■ SET PROBLEM A ■
Reproduce without changes the lines of the records from the one containing "114, 420, 126]" down to the one containing "73, 422, 79]", including both of those lines.

■ PAGE EXCERPT ■
════════════════
Think again, Skippy. Because now--especially if you have a "winner"--you will have to work harder and be smarter than if you were defending a good faith or meritorious suit. The trick now is to win cheap*. An easy-to-win business suit handled by the most efficient defense counsel on earth can have defense fees and costs well over $100,000, even with minimal or no discovery. You really think that your GC or client rep will be happy the day you tell him or her about your great win on all counts based on your brilliant Rule 12(b)(6) or Rule 56 motion?

Don't bet on it. For the experienced client, the cost of the lawsuit is part of the "victory" analysis. In a down American economy, litigation tends to increase. More suits are filed. And in my view clients and their plaintiff's lawyers file more questionable suits, i.e., ranging from Rule 11 violations and frivolous to iffy and wasteful. Employee and business nuisance cases are a big chunk of those filings.
════════════════
■ SET PROBLEM B ■
For each statement below, decide whether the excerpt on litigation costs supports it, answering yes or no and quoting the words that settle it: (i) litigation tends to decrease in a down American economy; (ii) employee and business nuisance cases make up a large share of the filings; (iii) an easy-to-win business suit can run defense fees and costs above $100,000.

(Rows from a layout dataset)
════════════════
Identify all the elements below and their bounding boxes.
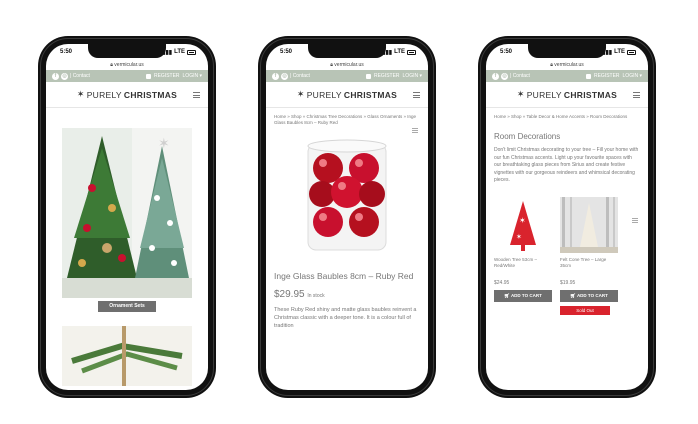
breadcrumb[interactable]: Home » Shop » Christmas Tree Decorations…	[274, 114, 420, 126]
product-content: Home » Shop » Christmas Tree Decorations…	[266, 108, 428, 336]
network-label: LTE	[394, 49, 405, 55]
account-lock-icon	[365, 73, 371, 79]
status-time: 5:50	[280, 49, 293, 55]
category-content: Home » Shop » Table Decor & Home Accents…	[486, 108, 648, 321]
login-link[interactable]: LOGIN ▾	[183, 73, 202, 79]
menu-icon[interactable]	[193, 92, 200, 98]
register-link[interactable]: REGISTER	[154, 73, 180, 79]
login-link[interactable]: LOGIN ▾	[403, 73, 422, 79]
phone-frame-product: 5:50 ▮▮▮ LTE 🔒︎ vermicular.us f ◎ | Contact…	[258, 36, 436, 398]
account-lock-icon	[145, 73, 151, 79]
breadcrumb[interactable]: Home » Shop » Table Decor & Home Accents…	[494, 114, 640, 120]
status-time: 5:50	[60, 49, 73, 55]
list-view-icon[interactable]	[412, 128, 418, 133]
lock-icon: 🔒︎	[330, 62, 333, 68]
product-image[interactable]: ✶ ✶	[494, 196, 552, 253]
category-image-ornament-sets[interactable]: ✶	[62, 128, 192, 298]
contact-link[interactable]: | Contact	[290, 73, 310, 79]
section-title: Room Decorations	[494, 132, 561, 141]
instagram-icon[interactable]: ◎	[501, 72, 508, 80]
utility-bar: f ◎ | Contact REGISTER LOGIN ▾	[266, 70, 428, 82]
product-card[interactable]: Felt Cone Tree – Large 35cm $19.95 🛒︎ AD…	[560, 196, 618, 315]
phone-notch	[308, 44, 386, 58]
phone-frame-home: 5:50 ▮▮▮ LTE 🔒︎ vermicular.us f ◎ | Contact…	[38, 36, 216, 398]
product-description: These Ruby Red shiny and matte glass bau…	[274, 307, 417, 329]
account-lock-icon	[585, 73, 591, 79]
address-bar[interactable]: 🔒︎ vermicular.us	[486, 60, 648, 70]
facebook-icon[interactable]: f	[272, 72, 279, 80]
phone-screen: 5:50 ▮▮▮ LTE 🔒︎ vermicular.us f ◎ | Contact…	[486, 44, 648, 390]
lock-icon: 🔒︎	[110, 62, 113, 68]
star-icon: ✶	[76, 89, 85, 99]
url-text: vermicular.us	[334, 62, 364, 68]
site-header: ✶ PURELY CHRISTMAS	[46, 82, 208, 108]
product-image[interactable]	[298, 136, 396, 254]
product-price: $24.95	[494, 279, 510, 286]
battery-icon	[187, 49, 196, 55]
category-image-secondary[interactable]	[62, 326, 192, 386]
instagram-icon[interactable]: ◎	[61, 72, 68, 80]
phone-screen: 5:50 ▮▮▮ LTE 🔒︎ vermicular.us f ◎ | Contact…	[266, 44, 428, 390]
network-label: LTE	[614, 49, 625, 55]
utility-bar: f ◎ | Contact REGISTER LOGIN ▾	[486, 70, 648, 82]
cart-icon: 🛒︎	[504, 292, 510, 298]
section-description: Don't limit Christmas decorating to your…	[494, 147, 639, 183]
status-time: 5:50	[500, 49, 513, 55]
menu-icon[interactable]	[633, 92, 640, 98]
product-title: Inge Glass Baubles 8cm – Ruby Red	[274, 271, 414, 281]
address-bar[interactable]: 🔒︎ vermicular.us	[46, 60, 208, 70]
product-grid: ✶ ✶ Wooden Tree 53cm – Red/White $24.95 …	[494, 196, 640, 315]
battery-icon	[407, 49, 416, 55]
site-logo[interactable]: ✶ PURELY CHRISTMAS	[297, 89, 397, 100]
site-logo[interactable]: ✶ PURELY CHRISTMAS	[517, 89, 617, 100]
login-link[interactable]: LOGIN ▾	[623, 73, 642, 79]
product-name[interactable]: Wooden Tree 53cm – Red/White	[494, 257, 552, 270]
product-price: $29.95	[274, 289, 305, 300]
star-icon: ✶	[296, 89, 305, 99]
phone-screen: 5:50 ▮▮▮ LTE 🔒︎ vermicular.us f ◎ | Contact…	[46, 44, 208, 390]
stock-status: In stock	[307, 293, 325, 299]
register-link[interactable]: REGISTER	[374, 73, 400, 79]
phone-notch	[88, 44, 166, 58]
add-to-cart-button[interactable]: 🛒︎ ADD TO CART	[494, 289, 552, 302]
lock-icon: 🔒︎	[550, 62, 553, 68]
site-header: ✶ PURELY CHRISTMAS	[266, 82, 428, 108]
address-bar[interactable]: 🔒︎ vermicular.us	[266, 60, 428, 70]
register-link[interactable]: REGISTER	[594, 73, 620, 79]
product-image[interactable]	[560, 196, 618, 253]
list-view-icon[interactable]	[632, 218, 638, 223]
product-card[interactable]: ✶ ✶ Wooden Tree 53cm – Red/White $24.95 …	[494, 196, 552, 315]
utility-bar: f ◎ | Contact REGISTER LOGIN ▾	[46, 70, 208, 82]
cart-icon: 🛒︎	[570, 292, 576, 298]
url-text: vermicular.us	[114, 62, 144, 68]
instagram-icon[interactable]: ◎	[281, 72, 288, 80]
network-label: LTE	[174, 49, 185, 55]
facebook-icon[interactable]: f	[52, 72, 59, 80]
sold-out-badge: Sold Out	[560, 305, 610, 315]
menu-icon[interactable]	[413, 92, 420, 98]
site-header: ✶ PURELY CHRISTMAS	[486, 82, 648, 108]
svg-text:✶: ✶	[158, 135, 170, 151]
contact-link[interactable]: | Contact	[510, 73, 530, 79]
svg-text:✶: ✶	[519, 216, 526, 225]
star-icon: ✶	[516, 89, 525, 99]
add-to-cart-button[interactable]: 🛒︎ ADD TO CART	[560, 289, 618, 302]
category-label-button[interactable]: Ornament Sets	[98, 301, 156, 312]
battery-icon	[627, 49, 636, 55]
product-name[interactable]: Felt Cone Tree – Large 35cm	[560, 257, 618, 270]
product-price-row: $29.95 In stock	[274, 289, 420, 300]
product-price: $19.95	[560, 279, 576, 286]
phone-notch	[528, 44, 606, 58]
facebook-icon[interactable]: f	[492, 72, 499, 80]
url-text: vermicular.us	[554, 62, 584, 68]
site-logo[interactable]: ✶ PURELY CHRISTMAS	[77, 89, 177, 100]
svg-text:✶: ✶	[516, 233, 522, 241]
contact-link[interactable]: | Contact	[70, 73, 90, 79]
phone-frame-category: 5:50 ▮▮▮ LTE 🔒︎ vermicular.us f ◎ | Contact…	[478, 36, 656, 398]
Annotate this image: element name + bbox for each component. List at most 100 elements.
════════════════
■ REPLY A ■
breadcrumb[interactable]: Home » Shop » Christmas Tree Decorations…	[274, 114, 420, 126]
product-content: Home » Shop » Christmas Tree Decorations…	[266, 108, 428, 336]
network-label: LTE	[394, 49, 405, 55]
account-lock-icon	[365, 73, 371, 79]
status-time: 5:50	[280, 49, 293, 55]
category-content: Home » Shop » Table Decor & Home Accents…	[486, 108, 648, 321]
login-link[interactable]: LOGIN ▾	[183, 73, 202, 79]
menu-icon[interactable]	[193, 92, 200, 98]
register-link[interactable]: REGISTER	[154, 73, 180, 79]
login-link[interactable]: LOGIN ▾	[403, 73, 422, 79]

■ REPLY B ■
(i) No: "In a down American economy, litigation tends to increase."
(ii) Yes: "Employee and business nuisance cases are a big chunk of those filings."
(iii) Yes: "An easy-to-win business suit handled by the most efficient defense counsel on earth can have defense fees and costs well over $100,000"